Le 11 février 1858, Bernadette Soubirous,
âgée de 14 ans, rencontre à la grotte de
Massabielle, près de Lourdes, avec une
« Dame vêtue de blanc » qui va marquer
sa vie et l’histoire spirituelle de la France.
Bernadette est née à Lourdes le 7 janvier 1844. Elle est l’aînée de 9 enfants dont 4 seulement vivront. Les parents de Bernadette s’aimaient. Cet amour sera plus tenace que la misère et les aidera à toujours rester unis. Jusqu’à la fin de sa vie, Bernadette sera sensible à cet amour familial.
Durant les dix premières années de sa vie, Bernadette vit au Moulin de Boly que loue son père. Elle l’appellera « le moulin du bonheur » car elle y a été très heureuse. Mais, hélas, à partir de 1854 les affaires vont mal. Les emprunts que son père ne peut plus rembourser le mènent, lui et sa famille, à une lente mais inexorable dégringolade sociale
En mai 1856, la famille se retrouve à la rue. La voici recueillie par un cousin, qui leur laisse l’accès à une pièce délabrée de 16 m2 au rez-de-chaussée de sa maison, comprenant tout juste une cheminée et un petit évier. Les fenêtres donnent sur une petite cour intérieure où s’accumule le fumier. Il s’agit d’une ancienne prison désaffectée appelée « le Cachot ».

- ÉNONCÉ -
Rédigez la suite du texte sur Bernadette Soubirous en reprenant juste après la phrase qui nomme « le Cachot ».

- DONNÉES FOURNIES -
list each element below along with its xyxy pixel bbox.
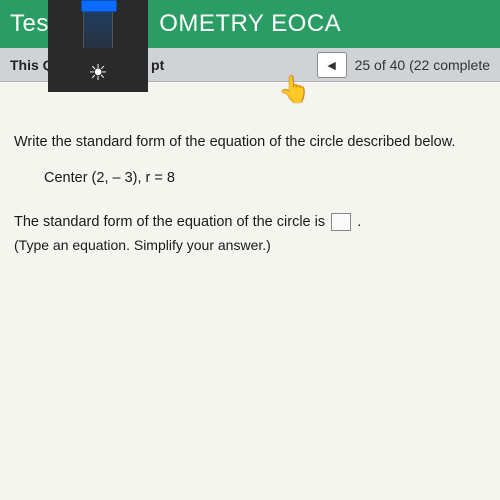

- RÉPONSE -
Dans ce contexte et malgré sa santé précaire, (elle souffre d’asthme), Bernadette, gaie, espiègle, à l’humour communicatif et à la volonté déterminée, n’entend pas rester à ne rien faire. Elle garde ses frères et sœur pendant que Louise, sa mère, lave le linge des autres. Elle travaille comme serveuse dans le café de sa tante Bernarde, va chercher du bois mort sur le bord du Gave pour faire du feu et recherche des os à vendre pour obtenir quelques piécettes afin d’acheter un peu de pain. Plus question pour elle d’aller régulièrement à l’école. À 14 ans, Bernadette fait partie des 50 % d’enfants qui en France ne savent ni lire ni écrire. Elle ne parle que le patois bigourdan, ne connaît pas le français, langue du catéchisme, et ne peut donc pas faire sa première communion.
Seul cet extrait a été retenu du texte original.